- **Written exercise**
Tally up the lines where the string "главой" appears; reply with the number only.

-- BEGIN Task inputs --

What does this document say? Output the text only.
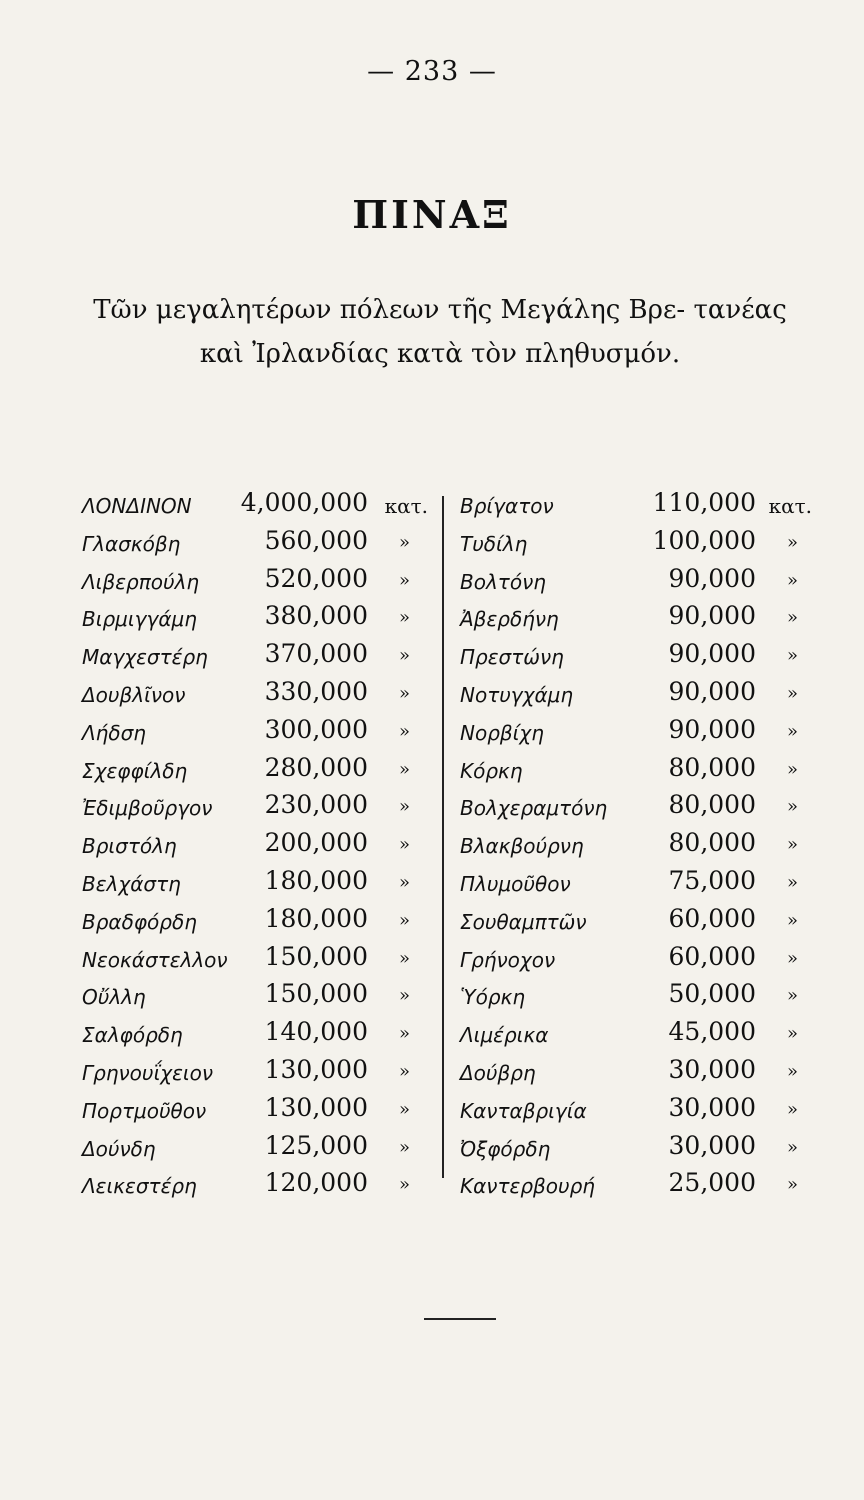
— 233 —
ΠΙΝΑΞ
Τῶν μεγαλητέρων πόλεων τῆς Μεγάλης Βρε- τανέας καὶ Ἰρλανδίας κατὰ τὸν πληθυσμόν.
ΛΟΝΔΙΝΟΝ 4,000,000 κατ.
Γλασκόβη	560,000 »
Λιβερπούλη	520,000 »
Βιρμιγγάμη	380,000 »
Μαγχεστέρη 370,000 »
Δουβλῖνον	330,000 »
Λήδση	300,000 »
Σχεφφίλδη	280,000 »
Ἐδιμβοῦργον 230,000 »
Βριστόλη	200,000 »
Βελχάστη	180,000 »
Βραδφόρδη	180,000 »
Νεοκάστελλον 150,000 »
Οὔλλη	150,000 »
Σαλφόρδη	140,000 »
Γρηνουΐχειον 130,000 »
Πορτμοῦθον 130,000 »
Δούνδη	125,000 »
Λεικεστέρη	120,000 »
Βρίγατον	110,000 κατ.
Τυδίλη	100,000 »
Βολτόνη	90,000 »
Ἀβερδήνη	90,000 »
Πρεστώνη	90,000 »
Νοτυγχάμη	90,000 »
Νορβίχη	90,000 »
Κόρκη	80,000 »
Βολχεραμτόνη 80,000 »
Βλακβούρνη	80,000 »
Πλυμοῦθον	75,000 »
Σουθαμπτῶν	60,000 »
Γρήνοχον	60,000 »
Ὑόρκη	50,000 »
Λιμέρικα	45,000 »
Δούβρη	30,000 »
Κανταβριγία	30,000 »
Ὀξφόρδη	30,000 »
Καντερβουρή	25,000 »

-- END Task inputs --
-- BEGIN Task inputs --

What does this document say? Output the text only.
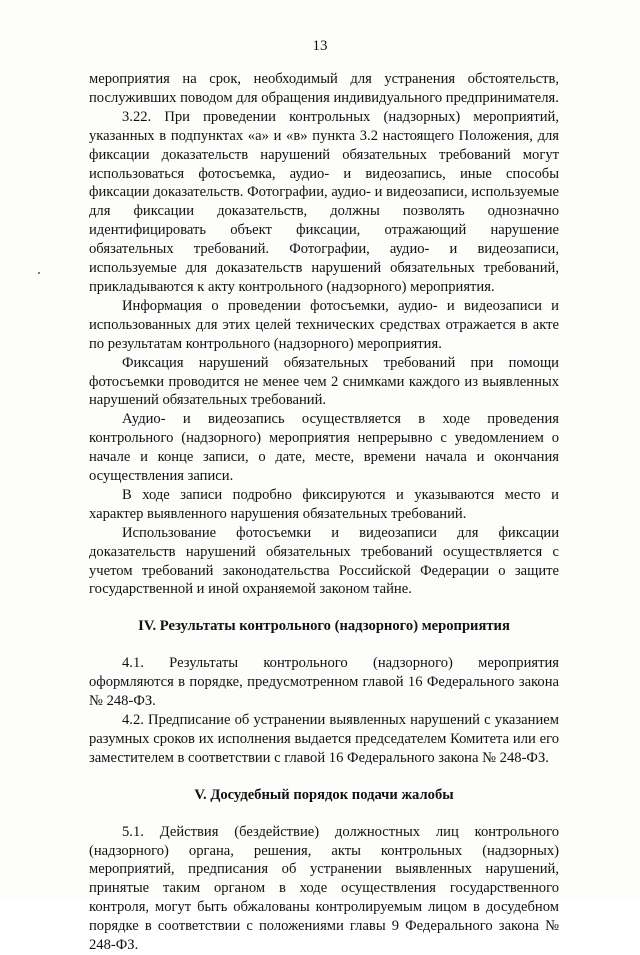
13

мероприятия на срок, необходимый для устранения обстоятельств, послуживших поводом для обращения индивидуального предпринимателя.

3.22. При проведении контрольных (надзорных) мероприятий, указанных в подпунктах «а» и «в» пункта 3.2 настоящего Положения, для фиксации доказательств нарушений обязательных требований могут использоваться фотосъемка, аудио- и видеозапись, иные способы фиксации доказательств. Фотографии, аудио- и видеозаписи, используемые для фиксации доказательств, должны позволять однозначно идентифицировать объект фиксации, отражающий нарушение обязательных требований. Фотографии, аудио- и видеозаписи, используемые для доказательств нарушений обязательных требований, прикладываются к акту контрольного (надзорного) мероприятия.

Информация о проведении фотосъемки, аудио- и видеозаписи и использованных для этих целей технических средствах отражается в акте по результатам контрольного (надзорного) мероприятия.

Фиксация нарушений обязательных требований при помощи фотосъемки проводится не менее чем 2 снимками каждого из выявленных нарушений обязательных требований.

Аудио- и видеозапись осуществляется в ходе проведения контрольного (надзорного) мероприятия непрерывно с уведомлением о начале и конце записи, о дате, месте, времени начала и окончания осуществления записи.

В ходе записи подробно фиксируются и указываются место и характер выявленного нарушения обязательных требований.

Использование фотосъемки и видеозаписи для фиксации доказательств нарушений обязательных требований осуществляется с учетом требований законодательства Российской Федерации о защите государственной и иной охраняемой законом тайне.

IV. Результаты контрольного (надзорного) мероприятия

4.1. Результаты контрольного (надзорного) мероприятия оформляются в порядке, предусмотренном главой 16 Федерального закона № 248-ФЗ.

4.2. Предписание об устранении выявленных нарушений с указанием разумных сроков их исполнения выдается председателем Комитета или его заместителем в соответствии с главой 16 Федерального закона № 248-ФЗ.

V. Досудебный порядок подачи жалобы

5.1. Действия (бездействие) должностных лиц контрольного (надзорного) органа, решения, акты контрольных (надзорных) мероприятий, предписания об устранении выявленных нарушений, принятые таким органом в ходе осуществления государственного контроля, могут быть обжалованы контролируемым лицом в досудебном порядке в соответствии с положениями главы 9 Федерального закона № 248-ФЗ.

-- END Task inputs --

- **Exercise output**
2